**Data items**
┄┄┄┄┄┄

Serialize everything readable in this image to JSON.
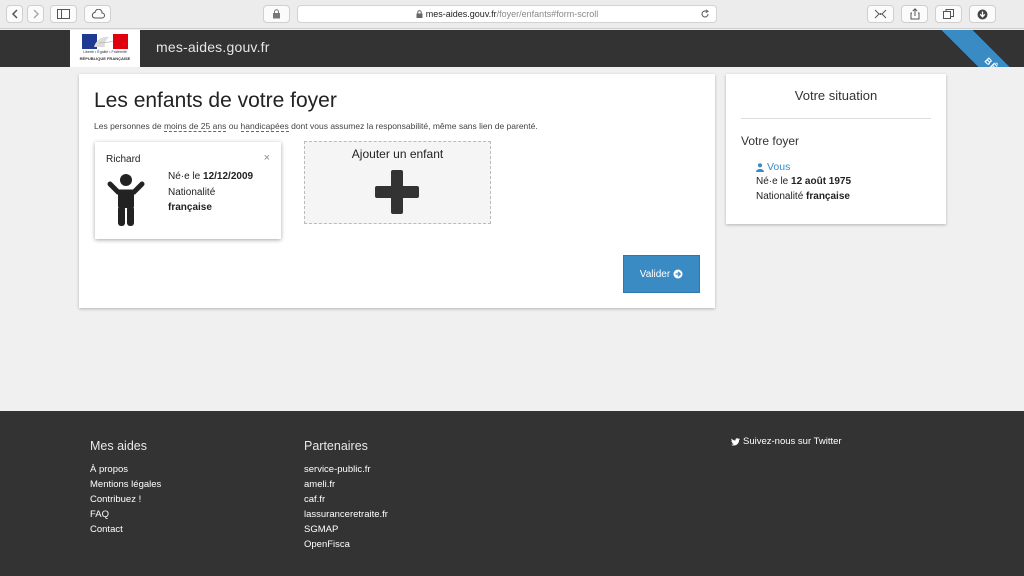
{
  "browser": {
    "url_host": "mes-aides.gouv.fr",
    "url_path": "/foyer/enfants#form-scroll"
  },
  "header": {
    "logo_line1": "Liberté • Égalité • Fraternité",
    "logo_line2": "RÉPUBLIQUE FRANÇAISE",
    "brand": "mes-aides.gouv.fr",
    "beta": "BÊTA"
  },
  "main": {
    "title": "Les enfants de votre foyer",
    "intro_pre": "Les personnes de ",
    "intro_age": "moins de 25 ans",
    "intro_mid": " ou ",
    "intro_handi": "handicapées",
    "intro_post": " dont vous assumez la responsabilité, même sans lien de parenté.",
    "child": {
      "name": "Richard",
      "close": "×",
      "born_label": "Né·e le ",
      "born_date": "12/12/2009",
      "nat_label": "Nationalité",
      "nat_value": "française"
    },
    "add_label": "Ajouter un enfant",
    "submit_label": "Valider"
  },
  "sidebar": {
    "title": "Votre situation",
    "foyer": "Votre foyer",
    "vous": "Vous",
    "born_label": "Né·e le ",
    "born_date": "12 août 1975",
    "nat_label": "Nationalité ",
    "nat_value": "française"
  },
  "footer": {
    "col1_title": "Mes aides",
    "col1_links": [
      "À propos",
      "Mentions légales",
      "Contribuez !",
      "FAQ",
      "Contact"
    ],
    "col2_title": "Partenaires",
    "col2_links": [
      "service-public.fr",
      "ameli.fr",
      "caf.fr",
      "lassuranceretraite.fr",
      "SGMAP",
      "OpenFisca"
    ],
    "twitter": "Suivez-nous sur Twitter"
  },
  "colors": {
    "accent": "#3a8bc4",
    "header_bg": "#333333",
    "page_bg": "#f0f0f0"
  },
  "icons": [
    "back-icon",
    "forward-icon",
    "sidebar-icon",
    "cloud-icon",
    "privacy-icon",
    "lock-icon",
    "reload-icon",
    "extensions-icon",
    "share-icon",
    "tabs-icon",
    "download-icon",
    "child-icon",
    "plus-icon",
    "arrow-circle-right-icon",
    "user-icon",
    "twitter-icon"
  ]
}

┄┄┄┄┄┄

Each line in the data that holds the string "foyer" should be found and copied.

**Task response**
    "url_path": "/foyer/enfants#form-scroll"
    "title": "Les enfants de votre foyer",
    "foyer": "Votre foyer",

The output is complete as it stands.